--- start Information shown ---

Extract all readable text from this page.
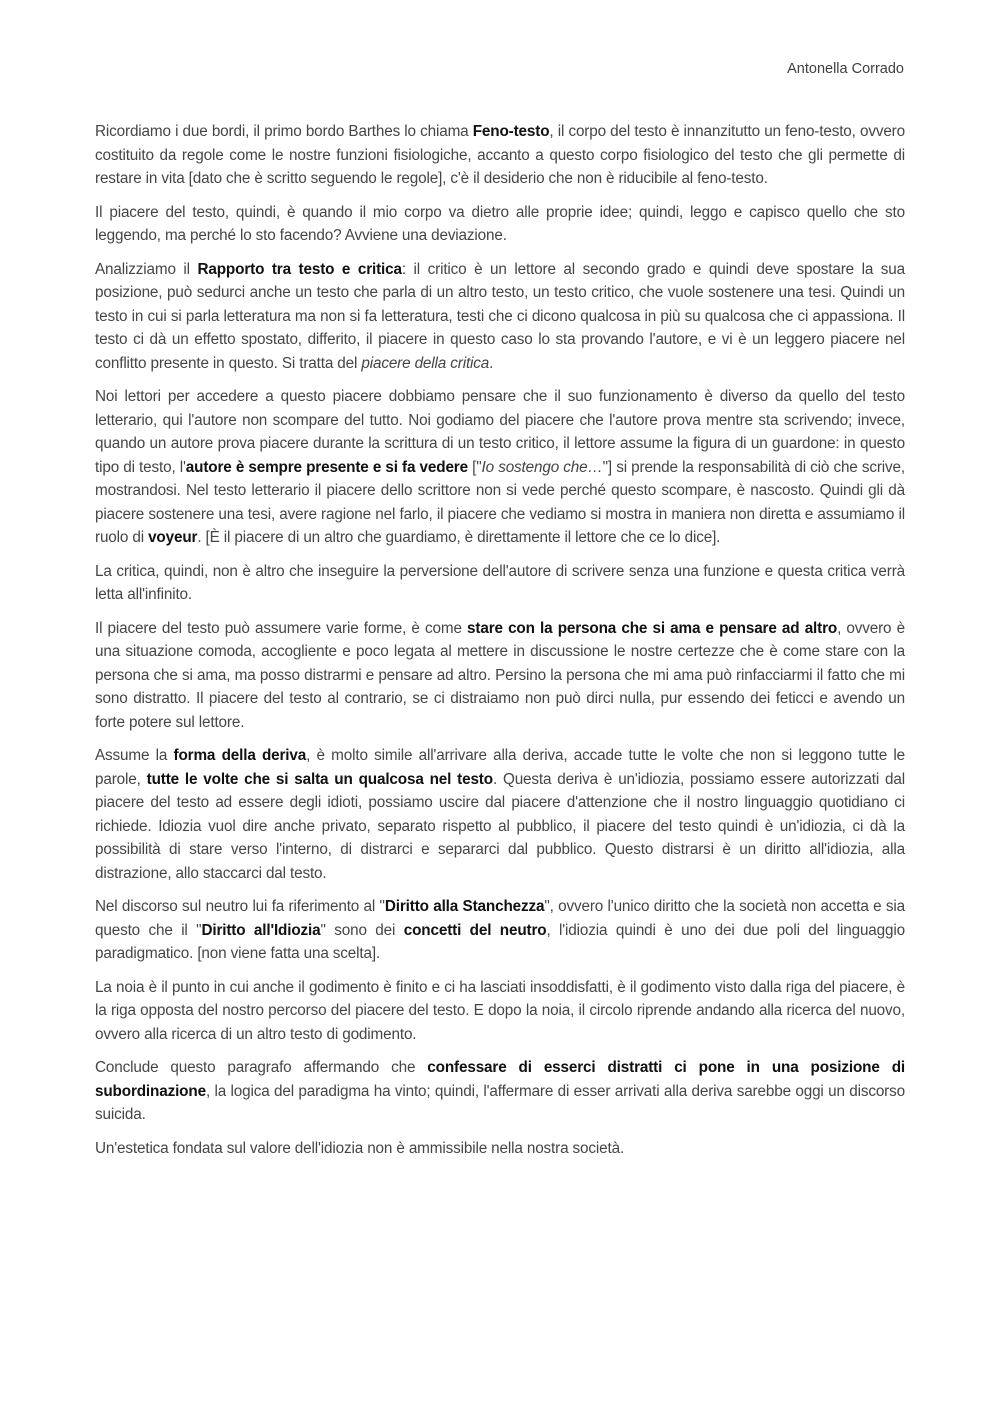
Antonella Corrado

Ricordiamo i due bordi, il primo bordo Barthes lo chiama Feno-testo, il corpo del testo è innanzitutto un feno-testo, ovvero costituito da regole come le nostre funzioni fisiologiche, accanto a questo corpo fisiologico del testo che gli permette di restare in vita [dato che è scritto seguendo le regole], c'è il desiderio che non è riducibile al feno-testo.

Il piacere del testo, quindi, è quando il mio corpo va dietro alle proprie idee; quindi, leggo e capisco quello che sto leggendo, ma perché lo sto facendo? Avviene una deviazione.

Analizziamo il Rapporto tra testo e critica: il critico è un lettore al secondo grado e quindi deve spostare la sua posizione, può sedurci anche un testo che parla di un altro testo, un testo critico, che vuole sostenere una tesi. Quindi un testo in cui si parla letteratura ma non si fa letteratura, testi che ci dicono qualcosa in più su qualcosa che ci appassiona. Il testo ci dà un effetto spostato, differito, il piacere in questo caso lo sta provando l'autore, e vi è un leggero piacere nel conflitto presente in questo. Si tratta del piacere della critica.

Noi lettori per accedere a questo piacere dobbiamo pensare che il suo funzionamento è diverso da quello del testo letterario, qui l'autore non scompare del tutto. Noi godiamo del piacere che l'autore prova mentre sta scrivendo; invece, quando un autore prova piacere durante la scrittura di un testo critico, il lettore assume la figura di un guardone: in questo tipo di testo, l'autore è sempre presente e si fa vedere ["Io sostengo che…"] si prende la responsabilità di ciò che scrive, mostrandosi. Nel testo letterario il piacere dello scrittore non si vede perché questo scompare, è nascosto. Quindi gli dà piacere sostenere una tesi, avere ragione nel farlo, il piacere che vediamo si mostra in maniera non diretta e assumiamo il ruolo di voyeur. [È il piacere di un altro che guardiamo, è direttamente il lettore che ce lo dice].

La critica, quindi, non è altro che inseguire la perversione dell'autore di scrivere senza una funzione e questa critica verrà letta all'infinito.

Il piacere del testo può assumere varie forme, è come stare con la persona che si ama e pensare ad altro, ovvero è una situazione comoda, accogliente e poco legata al mettere in discussione le nostre certezze che è come stare con la persona che si ama, ma posso distrarmi e pensare ad altro. Persino la persona che mi ama può rinfacciarmi il fatto che mi sono distratto. Il piacere del testo al contrario, se ci distraiamo non può dirci nulla, pur essendo dei feticci e avendo un forte potere sul lettore.

Assume la forma della deriva, è molto simile all'arrivare alla deriva, accade tutte le volte che non si leggono tutte le parole, tutte le volte che si salta un qualcosa nel testo. Questa deriva è un'idiozia, possiamo essere autorizzati dal piacere del testo ad essere degli idioti, possiamo uscire dal piacere d'attenzione che il nostro linguaggio quotidiano ci richiede. Idiozia vuol dire anche privato, separato rispetto al pubblico, il piacere del testo quindi è un'idiozia, ci dà la possibilità di stare verso l'interno, di distrarci e separarci dal pubblico. Questo distrarsi è un diritto all'idiozia, alla distrazione, allo staccarci dal testo.

Nel discorso sul neutro lui fa riferimento al "Diritto alla Stanchezza", ovvero l'unico diritto che la società non accetta e sia questo che il "Diritto all'Idiozia" sono dei concetti del neutro, l'idiozia quindi è uno dei due poli del linguaggio paradigmatico. [non viene fatta una scelta].

La noia è il punto in cui anche il godimento è finito e ci ha lasciati insoddisfatti, è il godimento visto dalla riga del piacere, è la riga opposta del nostro percorso del piacere del testo. E dopo la noia, il circolo riprende andando alla ricerca del nuovo, ovvero alla ricerca di un altro testo di godimento.

Conclude questo paragrafo affermando che confessare di esserci distratti ci pone in una posizione di subordinazione, la logica del paradigma ha vinto; quindi, l'affermare di esser arrivati alla deriva sarebbe oggi un discorso suicida.

Un'estetica fondata sul valore dell'idiozia non è ammissibile nella nostra società.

--- end Information shown ---

• Written instruction
Copy out every line of the material above exactly, skipping the pictures.

• Worked solution
Extract all readable text from this page.
Antonella Corrado

Ricordiamo i due bordi, il primo bordo Barthes lo chiama Feno-testo, il corpo del testo è innanzitutto un feno-testo, ovvero costituito da regole come le nostre funzioni fisiologiche, accanto a questo corpo fisiologico del testo che gli permette di restare in vita [dato che è scritto seguendo le regole], c'è il desiderio che non è riducibile al feno-testo.

Il piacere del testo, quindi, è quando il mio corpo va dietro alle proprie idee; quindi, leggo e capisco quello che sto leggendo, ma perché lo sto facendo? Avviene una deviazione.

Analizziamo il Rapporto tra testo e critica: il critico è un lettore al secondo grado e quindi deve spostare la sua posizione, può sedurci anche un testo che parla di un altro testo, un testo critico, che vuole sostenere una tesi. Quindi un testo in cui si parla letteratura ma non si fa letteratura, testi che ci dicono qualcosa in più su qualcosa che ci appassiona. Il testo ci dà un effetto spostato, differito, il piacere in questo caso lo sta provando l'autore, e vi è un leggero piacere nel conflitto presente in questo. Si tratta del piacere della critica.

Noi lettori per accedere a questo piacere dobbiamo pensare che il suo funzionamento è diverso da quello del testo letterario, qui l'autore non scompare del tutto. Noi godiamo del piacere che l'autore prova mentre sta scrivendo; invece, quando un autore prova piacere durante la scrittura di un testo critico, il lettore assume la figura di un guardone: in questo tipo di testo, l'autore è sempre presente e si fa vedere ["Io sostengo che…"] si prende la responsabilità di ciò che scrive, mostrandosi. Nel testo letterario il piacere dello scrittore non si vede perché questo scompare, è nascosto. Quindi gli dà piacere sostenere una tesi, avere ragione nel farlo, il piacere che vediamo si mostra in maniera non diretta e assumiamo il ruolo di voyeur. [È il piacere di un altro che guardiamo, è direttamente il lettore che ce lo dice].

La critica, quindi, non è altro che inseguire la perversione dell'autore di scrivere senza una funzione e questa critica verrà letta all'infinito.

Il piacere del testo può assumere varie forme, è come stare con la persona che si ama e pensare ad altro, ovvero è una situazione comoda, accogliente e poco legata al mettere in discussione le nostre certezze che è come stare con la persona che si ama, ma posso distrarmi e pensare ad altro. Persino la persona che mi ama può rinfacciarmi il fatto che mi sono distratto. Il piacere del testo al contrario, se ci distraiamo non può dirci nulla, pur essendo dei feticci e avendo un forte potere sul lettore.

Assume la forma della deriva, è molto simile all'arrivare alla deriva, accade tutte le volte che non si leggono tutte le parole, tutte le volte che si salta un qualcosa nel testo. Questa deriva è un'idiozia, possiamo essere autorizzati dal piacere del testo ad essere degli idioti, possiamo uscire dal piacere d'attenzione che il nostro linguaggio quotidiano ci richiede. Idiozia vuol dire anche privato, separato rispetto al pubblico, il piacere del testo quindi è un'idiozia, ci dà la possibilità di stare verso l'interno, di distrarci e separarci dal pubblico. Questo distrarsi è un diritto all'idiozia, alla distrazione, allo staccarci dal testo.

Nel discorso sul neutro lui fa riferimento al "Diritto alla Stanchezza", ovvero l'unico diritto che la società non accetta e sia questo che il "Diritto all'Idiozia" sono dei concetti del neutro, l'idiozia quindi è uno dei due poli del linguaggio paradigmatico. [non viene fatta una scelta].

La noia è il punto in cui anche il godimento è finito e ci ha lasciati insoddisfatti, è il godimento visto dalla riga del piacere, è la riga opposta del nostro percorso del piacere del testo. E dopo la noia, il circolo riprende andando alla ricerca del nuovo, ovvero alla ricerca di un altro testo di godimento.

Conclude questo paragrafo affermando che confessare di esserci distratti ci pone in una posizione di subordinazione, la logica del paradigma ha vinto; quindi, l'affermare di esser arrivati alla deriva sarebbe oggi un discorso suicida.

Un'estetica fondata sul valore dell'idiozia non è ammissibile nella nostra società.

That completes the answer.